→ **Listing**:

━━━

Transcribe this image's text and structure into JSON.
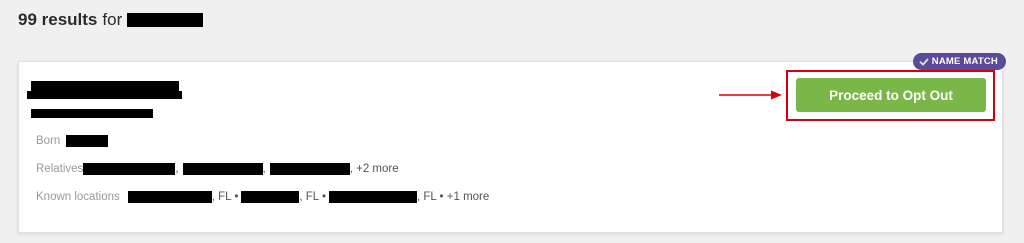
{
  "header": {
    "results_count": "99 results",
    "for_text": "for"
  },
  "badge": {
    "label": "NAME MATCH",
    "icon": "check-icon",
    "color": "#5b4a99"
  },
  "card": {
    "born_label": "Born",
    "relatives_label": "Relatives",
    "relatives_sep_1": ",",
    "relatives_sep_2": ",",
    "relatives_more": ", +2 more",
    "locations_label": "Known locations",
    "location_suffix_1": ", FL •",
    "location_suffix_2": ", FL •",
    "location_suffix_3": ", FL • +1 more",
    "cta_label": "Proceed to Opt Out"
  },
  "colors": {
    "cta": "#7ab648",
    "highlight": "#d9000d",
    "background": "#f0f0f0"
  }
}
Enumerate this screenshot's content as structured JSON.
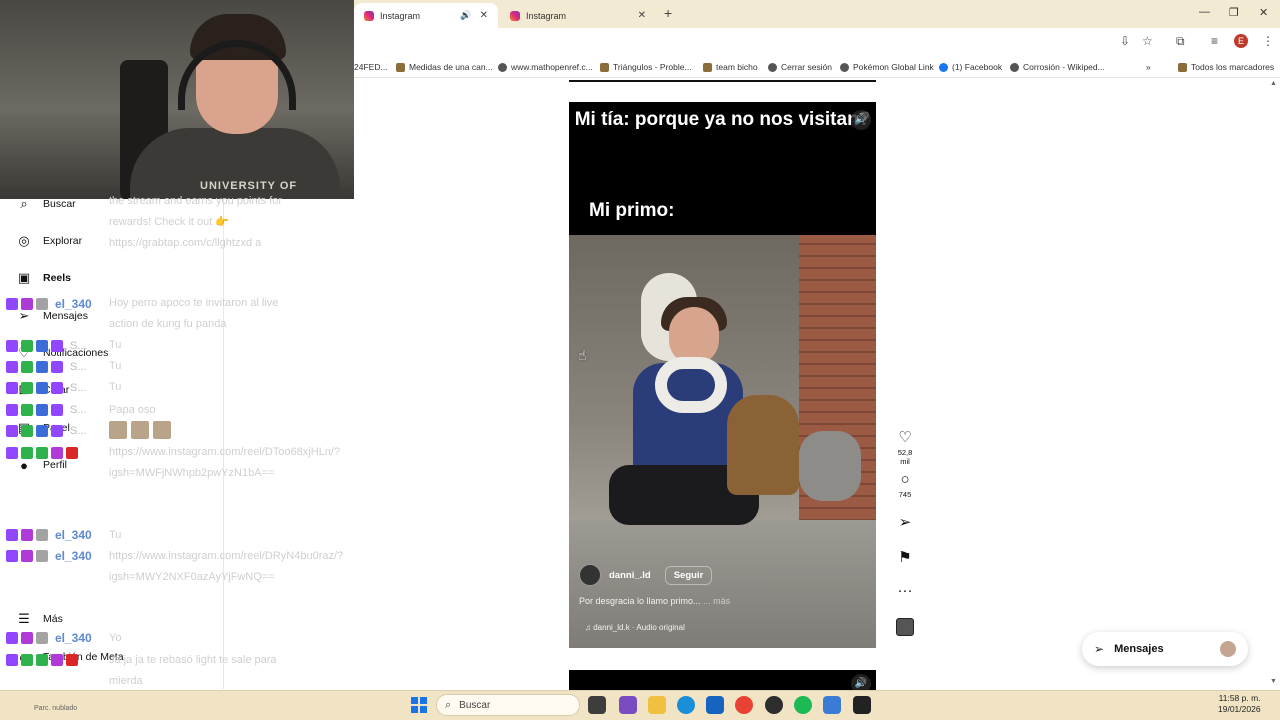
{
  "browser": {
    "tabs": [
      {
        "title": "Instagram",
        "active": true
      },
      {
        "title": "Instagram",
        "active": false
      }
    ],
    "new_tab": "+",
    "window_controls": {
      "minimize": "—",
      "restore": "❐",
      "close": "✕"
    },
    "profile_letter": "E",
    "bookmarks": [
      "24FED...",
      "Medidas de una can...",
      "www.mathopenref.c...",
      "Triángulos - Proble...",
      "team bicho",
      "Cerrar sesión",
      "Pokémon Global Link",
      "(1) Facebook",
      "Corrosión - Wikiped..."
    ],
    "bookmarks_more": "»",
    "all_bookmarks": "Todos los marcadores"
  },
  "webcam": {
    "shirt_text": "UNIVERSITY OF"
  },
  "sidebar": {
    "items": [
      {
        "label": "Buscar",
        "icon": "search-icon"
      },
      {
        "label": "Explorar",
        "icon": "compass-icon"
      },
      {
        "label": "Reels",
        "icon": "reels-icon"
      },
      {
        "label": "Mensajes",
        "icon": "send-icon"
      },
      {
        "label": "Notificaciones",
        "icon": "heart-icon"
      },
      {
        "label": "Crear",
        "icon": "plus-icon"
      },
      {
        "label": "Panel",
        "icon": "dashboard-icon"
      },
      {
        "label": "Perfil",
        "icon": "avatar-icon"
      },
      {
        "label": "Más",
        "icon": "menu-icon"
      },
      {
        "label": "También de Meta",
        "icon": "meta-icon"
      }
    ]
  },
  "chat": {
    "messages": [
      "the stream and earns you points for rewards! Check it out 👉 https://grabtap.com/c/llghtzxd a",
      "Hoy perro apoco te invitaron al live action de kung fu panda",
      "Tu",
      "Tu",
      "Tu",
      "Papa oso",
      "https://www.instagram.com/reel/DToo68xjHLn/?igsh=MWFjNWhpb2pwYzN1bA==",
      "Tu",
      "https://www.instagram.com/reel/DRyN4bu0raz/?igsh=MWY2NXF0azAyYjFwNQ==",
      "Yo",
      "Ja ja ja te rebasó light te sale para mierda"
    ],
    "usernames": [
      "el_340",
      "el_340",
      "el_340",
      "el_340",
      "S..."
    ]
  },
  "reel": {
    "top_text": "Mi tía: porque ya no nos visitan?",
    "primo_text": "Mi primo:",
    "username": "danni_.ld",
    "follow": "Seguir",
    "description": "Por desgracia lo llamo primo...",
    "more": "... más",
    "audio": "danni_ld.k · Audio original",
    "mute_icon": "🔊"
  },
  "actions": {
    "likes": "52,8 mil",
    "comments": "745",
    "more": "···"
  },
  "messages_float": {
    "label": "Mensajes"
  },
  "taskbar": {
    "search": "Buscar",
    "time": "11:58 p. m.",
    "date": "19/01/2026",
    "tray_left": "Parc. nublado"
  },
  "colors": {
    "tabbar": "#f3ead3",
    "taskbar": "#f1e4c4",
    "chat_user": "#5e8ad4",
    "twitch_purple": "#9146ff"
  }
}
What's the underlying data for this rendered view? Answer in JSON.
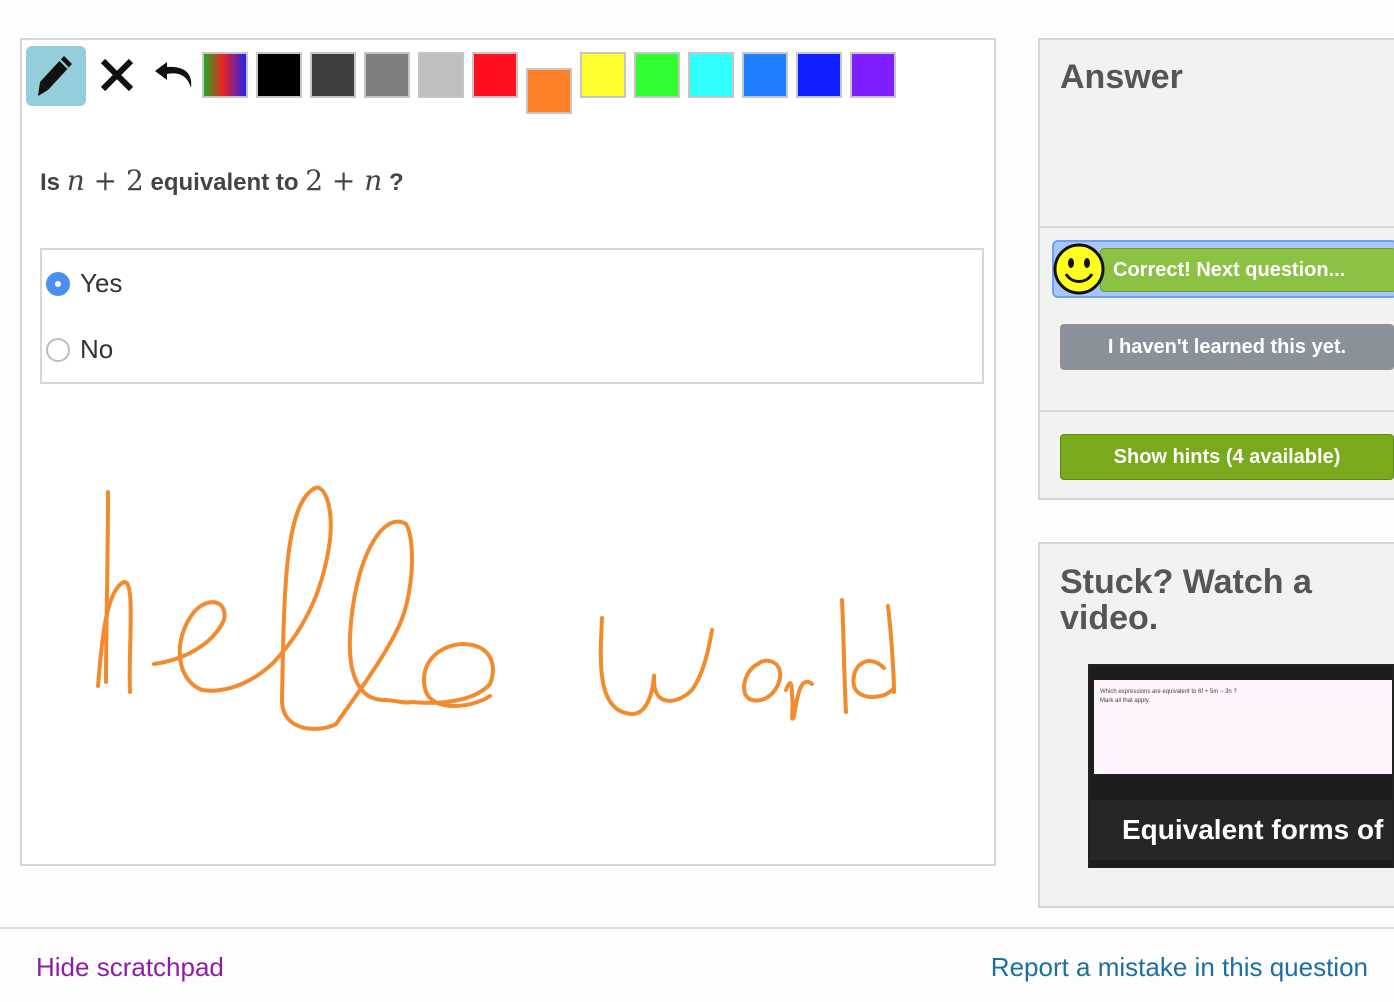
{
  "toolbar": {
    "tools": [
      "pencil-icon",
      "clear-icon",
      "undo-icon"
    ],
    "swatches": [
      {
        "name": "rainbow",
        "color": "rainbow",
        "selected": false
      },
      {
        "name": "black",
        "color": "#000000",
        "selected": false
      },
      {
        "name": "dark-gray",
        "color": "#3f3f3f",
        "selected": false
      },
      {
        "name": "gray",
        "color": "#7f7f7f",
        "selected": false
      },
      {
        "name": "light-gray",
        "color": "#bfbfbf",
        "selected": false
      },
      {
        "name": "red",
        "color": "#ff0f1f",
        "selected": false
      },
      {
        "name": "orange",
        "color": "#ff7f27",
        "selected": true
      },
      {
        "name": "yellow",
        "color": "#ffff2f",
        "selected": false
      },
      {
        "name": "green",
        "color": "#2fff2f",
        "selected": false
      },
      {
        "name": "cyan",
        "color": "#2fffff",
        "selected": false
      },
      {
        "name": "light-blue",
        "color": "#1f7fff",
        "selected": false
      },
      {
        "name": "blue",
        "color": "#0f1fff",
        "selected": false
      },
      {
        "name": "purple",
        "color": "#7f1fff",
        "selected": false
      }
    ]
  },
  "question": {
    "prefix": "Is",
    "expr1_var": "n",
    "expr1_rest": " + 2",
    "middle": "equivalent to",
    "expr2_num": "2 + ",
    "expr2_var": "n",
    "suffix": "?"
  },
  "choices": [
    {
      "label": "Yes",
      "checked": true
    },
    {
      "label": "No",
      "checked": false
    }
  ],
  "scratchpad": {
    "stroke_color": "#f28a2e"
  },
  "answer_panel": {
    "title": "Answer",
    "correct_label": "Correct! Next question...",
    "not_learned_label": "I haven't learned this yet.",
    "hints_label": "Show hints (4 available)"
  },
  "video_panel": {
    "title": "Stuck? Watch a video.",
    "thumb_question": "Which expressions are equivalent to 6f + 5m − 3n ?",
    "thumb_sub": "Mark all that apply.",
    "video_label": "Equivalent forms of expressions"
  },
  "footer": {
    "hide_scratchpad": "Hide scratchpad",
    "report_mistake": "Report a mistake in this question"
  },
  "colors": {
    "accent_blue": "#4b90f0",
    "correct_green": "#8cc243",
    "hint_green": "#79aa1c",
    "link_purple": "#8b1fa8",
    "link_blue": "#1d6fa0"
  }
}
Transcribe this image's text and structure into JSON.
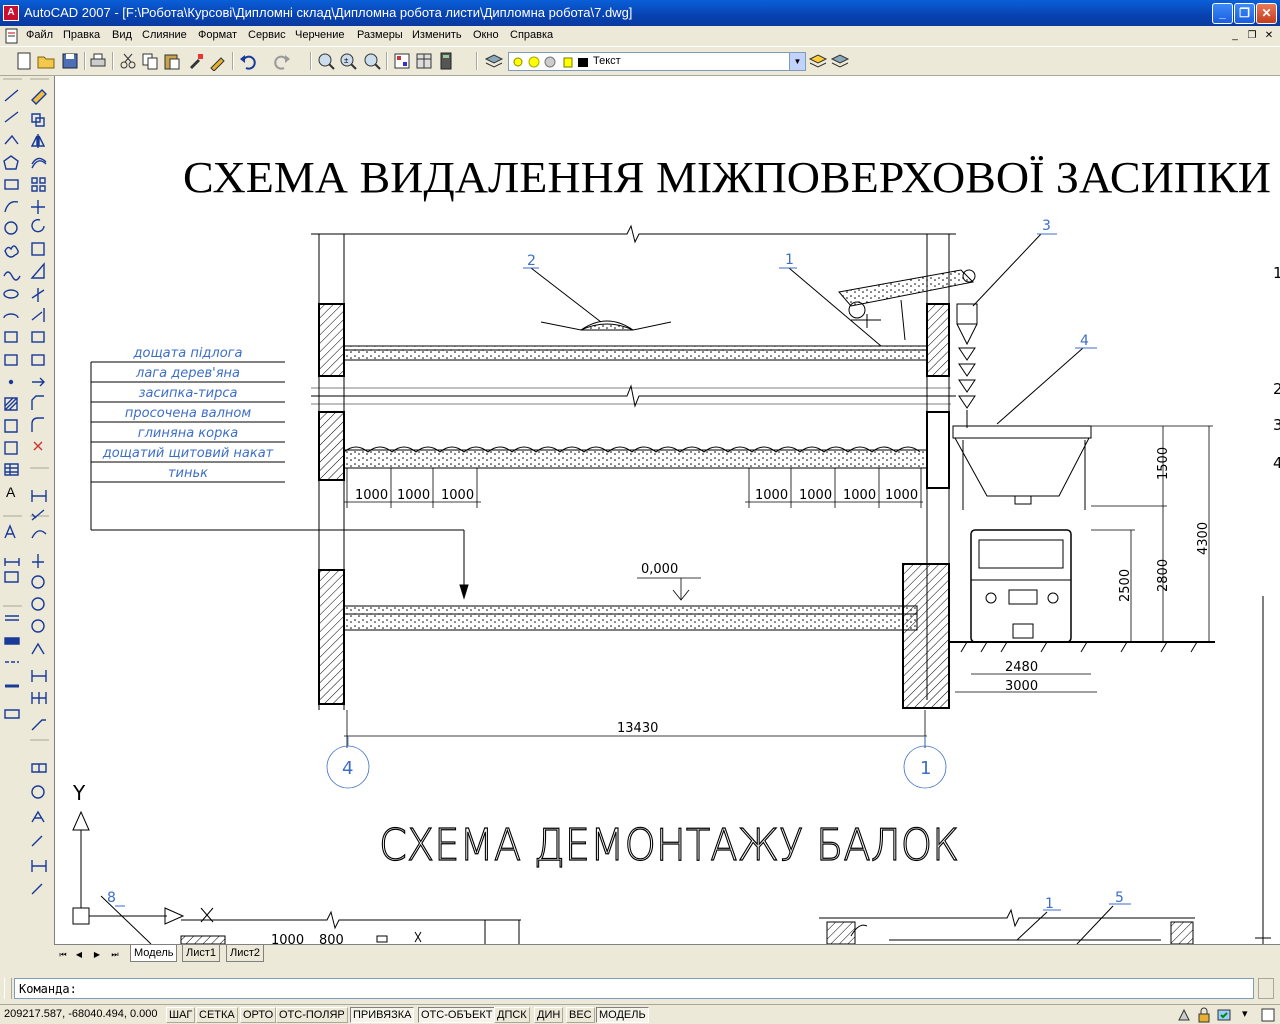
{
  "window": {
    "title": "AutoCAD 2007 - [F:\\Робота\\Курсові\\Дипломні склад\\Дипломна робота листи\\Дипломна робота\\7.dwg]",
    "app_icon": "A"
  },
  "menu": {
    "items": [
      "Файл",
      "Правка",
      "Вид",
      "Слияние",
      "Формат",
      "Сервис",
      "Черчение",
      "Размеры",
      "Изменить",
      "Окно",
      "Справка"
    ]
  },
  "toolbar": {
    "layer_name": "Текст"
  },
  "drawing": {
    "title_top": "СХЕМА ВИДАЛЕННЯ МІЖПОВЕРХОВОЇ ЗАСИПКИ",
    "title_bottom": "СХЕМА ДЕМОНТАЖУ БАЛОК",
    "legend": [
      "дощата підлога",
      "лага дерев'яна",
      "засипка-тирса",
      "просочена валном",
      "глиняна корка",
      "дощатий щитовий накат",
      "тиньк"
    ],
    "callouts": {
      "c1": "1",
      "c2": "2",
      "c3": "3",
      "c4": "4",
      "c5": "5",
      "c8": "8",
      "c1b": "1"
    },
    "dims": {
      "d1000": "1000",
      "level": "0,000",
      "span": "13430",
      "h1500": "1500",
      "h4300": "4300",
      "h2500": "2500",
      "h2800": "2800",
      "w2480": "2480",
      "w3000": "3000",
      "d800": "800"
    },
    "axes": {
      "left": "4",
      "right": "1"
    },
    "ucs_y": "Y",
    "edge_numbers": {
      "n1": "1",
      "n2": "2",
      "n3": "3",
      "n4": "4"
    }
  },
  "tabs": [
    "Модель",
    "Лист1",
    "Лист2"
  ],
  "command": {
    "prompt": "Команда:"
  },
  "status": {
    "coords": "209217.587, -68040.494, 0.000",
    "buttons": [
      "ШАГ",
      "СЕТКА",
      "ОРТО",
      "ОТС-ПОЛЯР",
      "ПРИВЯЗКА",
      "ОТС-ОБЪЕКТ",
      "ДПСК",
      "ДИН",
      "ВЕС",
      "МОДЕЛЬ"
    ]
  },
  "colors": {
    "drawing_blue": "#3c6ec8",
    "titlebar": "#0a5fd8"
  }
}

━━━

Identify the lines in the records above that contain the word "true", then state how many there are and nothing more.

→ **Finished answer**: 3